**SUPPLIED MATERIAL**
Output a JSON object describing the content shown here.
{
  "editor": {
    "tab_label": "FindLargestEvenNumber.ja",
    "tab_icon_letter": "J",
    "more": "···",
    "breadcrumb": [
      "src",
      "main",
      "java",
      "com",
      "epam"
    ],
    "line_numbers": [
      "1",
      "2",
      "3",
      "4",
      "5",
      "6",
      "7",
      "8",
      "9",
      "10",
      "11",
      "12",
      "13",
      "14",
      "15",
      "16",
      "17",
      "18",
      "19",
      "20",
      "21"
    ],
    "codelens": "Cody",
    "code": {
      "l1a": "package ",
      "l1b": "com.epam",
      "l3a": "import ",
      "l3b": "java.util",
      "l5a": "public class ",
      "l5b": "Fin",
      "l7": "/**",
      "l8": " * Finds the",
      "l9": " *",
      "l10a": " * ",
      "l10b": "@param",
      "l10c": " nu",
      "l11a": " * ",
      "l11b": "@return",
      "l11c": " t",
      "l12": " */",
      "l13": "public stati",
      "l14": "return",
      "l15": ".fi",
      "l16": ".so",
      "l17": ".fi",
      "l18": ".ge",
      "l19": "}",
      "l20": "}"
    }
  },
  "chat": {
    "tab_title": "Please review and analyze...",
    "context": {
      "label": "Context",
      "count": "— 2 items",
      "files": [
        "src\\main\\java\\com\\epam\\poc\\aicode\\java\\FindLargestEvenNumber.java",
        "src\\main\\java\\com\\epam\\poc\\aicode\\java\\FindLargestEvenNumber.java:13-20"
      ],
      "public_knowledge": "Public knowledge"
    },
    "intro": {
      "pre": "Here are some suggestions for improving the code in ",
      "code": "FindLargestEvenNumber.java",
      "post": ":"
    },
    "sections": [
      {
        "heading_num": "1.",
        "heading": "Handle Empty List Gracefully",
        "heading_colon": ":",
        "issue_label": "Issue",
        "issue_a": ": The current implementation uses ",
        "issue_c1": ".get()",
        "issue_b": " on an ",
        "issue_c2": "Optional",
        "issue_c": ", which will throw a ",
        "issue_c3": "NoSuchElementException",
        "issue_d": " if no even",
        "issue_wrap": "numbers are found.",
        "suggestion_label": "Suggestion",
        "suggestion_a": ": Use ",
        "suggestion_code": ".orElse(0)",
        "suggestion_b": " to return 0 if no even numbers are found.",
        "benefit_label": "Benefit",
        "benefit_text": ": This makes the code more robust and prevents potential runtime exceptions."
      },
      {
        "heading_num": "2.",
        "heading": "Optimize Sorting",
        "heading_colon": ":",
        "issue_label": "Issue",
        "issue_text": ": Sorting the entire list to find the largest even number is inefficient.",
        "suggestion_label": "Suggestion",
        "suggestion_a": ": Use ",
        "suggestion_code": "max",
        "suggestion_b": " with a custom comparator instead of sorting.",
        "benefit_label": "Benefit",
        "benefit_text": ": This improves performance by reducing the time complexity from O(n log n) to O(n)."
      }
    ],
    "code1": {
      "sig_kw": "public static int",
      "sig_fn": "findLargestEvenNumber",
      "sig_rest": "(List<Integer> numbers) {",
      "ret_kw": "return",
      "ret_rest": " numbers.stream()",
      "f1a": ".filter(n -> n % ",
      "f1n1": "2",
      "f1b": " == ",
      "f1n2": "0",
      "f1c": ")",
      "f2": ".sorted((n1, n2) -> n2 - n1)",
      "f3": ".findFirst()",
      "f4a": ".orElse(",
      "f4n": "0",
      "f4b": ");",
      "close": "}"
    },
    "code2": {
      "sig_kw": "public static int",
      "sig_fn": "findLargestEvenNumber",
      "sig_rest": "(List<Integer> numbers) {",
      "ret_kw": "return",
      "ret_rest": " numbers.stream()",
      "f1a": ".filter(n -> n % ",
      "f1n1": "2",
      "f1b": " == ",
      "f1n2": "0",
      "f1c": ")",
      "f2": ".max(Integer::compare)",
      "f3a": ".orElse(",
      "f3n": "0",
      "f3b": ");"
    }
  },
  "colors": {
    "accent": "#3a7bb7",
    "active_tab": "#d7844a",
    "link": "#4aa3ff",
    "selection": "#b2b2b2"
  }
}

**PROBLEM**
Take every line above carrying "orElse" and return it.

**SOLUTION BELOW**
        "suggestion_code": ".orElse(0)",
      "f4a": ".orElse(",
      "f3a": ".orElse(",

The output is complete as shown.